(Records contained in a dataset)
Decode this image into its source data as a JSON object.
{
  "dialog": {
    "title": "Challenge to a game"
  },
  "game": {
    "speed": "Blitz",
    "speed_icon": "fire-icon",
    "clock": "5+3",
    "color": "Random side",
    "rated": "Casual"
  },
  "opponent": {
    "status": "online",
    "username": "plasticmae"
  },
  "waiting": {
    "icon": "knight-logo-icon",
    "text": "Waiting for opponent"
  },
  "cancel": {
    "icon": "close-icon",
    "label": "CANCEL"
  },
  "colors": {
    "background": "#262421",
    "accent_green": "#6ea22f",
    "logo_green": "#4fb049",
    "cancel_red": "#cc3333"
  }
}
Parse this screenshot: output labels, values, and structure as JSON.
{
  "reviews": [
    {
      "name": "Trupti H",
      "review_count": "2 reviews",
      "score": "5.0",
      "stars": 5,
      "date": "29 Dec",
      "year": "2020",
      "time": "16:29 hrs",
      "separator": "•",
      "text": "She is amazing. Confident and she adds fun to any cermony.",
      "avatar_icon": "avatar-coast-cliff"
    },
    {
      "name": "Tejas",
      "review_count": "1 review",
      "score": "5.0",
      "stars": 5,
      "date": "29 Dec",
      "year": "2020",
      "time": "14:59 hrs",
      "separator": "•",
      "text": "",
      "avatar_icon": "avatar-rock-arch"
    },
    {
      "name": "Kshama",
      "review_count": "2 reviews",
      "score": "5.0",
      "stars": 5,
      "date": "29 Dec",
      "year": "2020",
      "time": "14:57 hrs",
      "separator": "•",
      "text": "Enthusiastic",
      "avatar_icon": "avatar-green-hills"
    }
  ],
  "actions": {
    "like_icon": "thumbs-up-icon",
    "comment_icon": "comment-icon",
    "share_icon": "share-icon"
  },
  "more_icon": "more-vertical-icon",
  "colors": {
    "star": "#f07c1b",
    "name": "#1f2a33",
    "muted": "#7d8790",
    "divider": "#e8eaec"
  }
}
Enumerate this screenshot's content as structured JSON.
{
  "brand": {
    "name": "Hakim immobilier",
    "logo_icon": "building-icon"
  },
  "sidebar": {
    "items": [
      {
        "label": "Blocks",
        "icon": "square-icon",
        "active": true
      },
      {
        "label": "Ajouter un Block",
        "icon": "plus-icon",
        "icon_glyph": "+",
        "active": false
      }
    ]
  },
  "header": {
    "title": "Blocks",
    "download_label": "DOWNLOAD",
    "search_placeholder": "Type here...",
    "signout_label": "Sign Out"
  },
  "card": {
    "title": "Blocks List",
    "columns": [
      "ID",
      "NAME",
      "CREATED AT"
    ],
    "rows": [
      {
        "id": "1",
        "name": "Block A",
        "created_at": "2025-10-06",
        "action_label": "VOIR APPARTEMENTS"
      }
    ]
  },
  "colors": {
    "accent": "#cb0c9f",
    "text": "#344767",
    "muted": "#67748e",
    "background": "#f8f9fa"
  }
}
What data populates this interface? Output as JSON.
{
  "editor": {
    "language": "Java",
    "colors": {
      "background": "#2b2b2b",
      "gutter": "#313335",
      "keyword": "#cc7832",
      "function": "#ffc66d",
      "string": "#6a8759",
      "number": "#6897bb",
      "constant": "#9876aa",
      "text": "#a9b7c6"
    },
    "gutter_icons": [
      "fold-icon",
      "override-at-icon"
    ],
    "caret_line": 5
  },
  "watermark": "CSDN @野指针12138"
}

▶ _Goal_: Set all of the records down again, exactly as they stand.

▶ _Problem solution_:
Decode this image into its source data as a JSON object.
{
  "dialog": {
    "title": "Challenge to a game"
  },
  "game": {
    "speed": "Blitz",
    "speed_icon": "fire-icon",
    "clock": "5+3",
    "color": "Random side",
    "rated": "Casual"
  },
  "opponent": {
    "status": "online",
    "username": "plasticmae"
  },
  "waiting": {
    "icon": "knight-logo-icon",
    "text": "Waiting for opponent"
  },
  "cancel": {
    "icon": "close-icon",
    "label": "CANCEL"
  },
  "colors": {
    "background": "#262421",
    "accent_green": "#6ea22f",
    "logo_green": "#4fb049",
    "cancel_red": "#cc3333"
  }
}
Parse this screenshot: output labels, values, and structure as JSON.
{
  "reviews": [
    {
      "name": "Trupti H",
      "review_count": "2 reviews",
      "score": "5.0",
      "stars": 5,
      "date": "29 Dec",
      "year": "2020",
      "time": "16:29 hrs",
      "separator": "•",
      "text": "She is amazing. Confident and she adds fun to any cermony.",
      "avatar_icon": "avatar-coast-cliff"
    },
    {
      "name": "Tejas",
      "review_count": "1 review",
      "score": "5.0",
      "stars": 5,
      "date": "29 Dec",
      "year": "2020",
      "time": "14:59 hrs",
      "separator": "•",
      "text": "",
      "avatar_icon": "avatar-rock-arch"
    },
    {
      "name": "Kshama",
      "review_count": "2 reviews",
      "score": "5.0",
      "stars": 5,
      "date": "29 Dec",
      "year": "2020",
      "time": "14:57 hrs",
      "separator": "•",
      "text": "Enthusiastic",
      "avatar_icon": "avatar-green-hills"
    }
  ],
  "actions": {
    "like_icon": "thumbs-up-icon",
    "comment_icon": "comment-icon",
    "share_icon": "share-icon"
  },
  "more_icon": "more-vertical-icon",
  "colors": {
    "star": "#f07c1b",
    "name": "#1f2a33",
    "muted": "#7d8790",
    "divider": "#e8eaec"
  }
}
Enumerate this screenshot's content as structured JSON.
{
  "brand": {
    "name": "Hakim immobilier",
    "logo_icon": "building-icon"
  },
  "sidebar": {
    "items": [
      {
        "label": "Blocks",
        "icon": "square-icon",
        "active": true
      },
      {
        "label": "Ajouter un Block",
        "icon": "plus-icon",
        "icon_glyph": "+",
        "active": false
      }
    ]
  },
  "header": {
    "title": "Blocks",
    "download_label": "DOWNLOAD",
    "search_placeholder": "Type here...",
    "signout_label": "Sign Out"
  },
  "card": {
    "title": "Blocks List",
    "columns": [
      "ID",
      "NAME",
      "CREATED AT"
    ],
    "rows": [
      {
        "id": "1",
        "name": "Block A",
        "created_at": "2025-10-06",
        "action_label": "VOIR APPARTEMENTS"
      }
    ]
  },
  "colors": {
    "accent": "#cb0c9f",
    "text": "#344767",
    "muted": "#67748e",
    "background": "#f8f9fa"
  }
}
What data populates this interface? Output as JSON.
{
  "editor": {
    "language": "Java",
    "colors": {
      "background": "#2b2b2b",
      "gutter": "#313335",
      "keyword": "#cc7832",
      "function": "#ffc66d",
      "string": "#6a8759",
      "number": "#6897bb",
      "constant": "#9876aa",
      "text": "#a9b7c6"
    },
    "gutter_icons": [
      "fold-icon",
      "override-at-icon"
    ],
    "caret_line": 5
  },
  "watermark": "CSDN @野指针12138"
}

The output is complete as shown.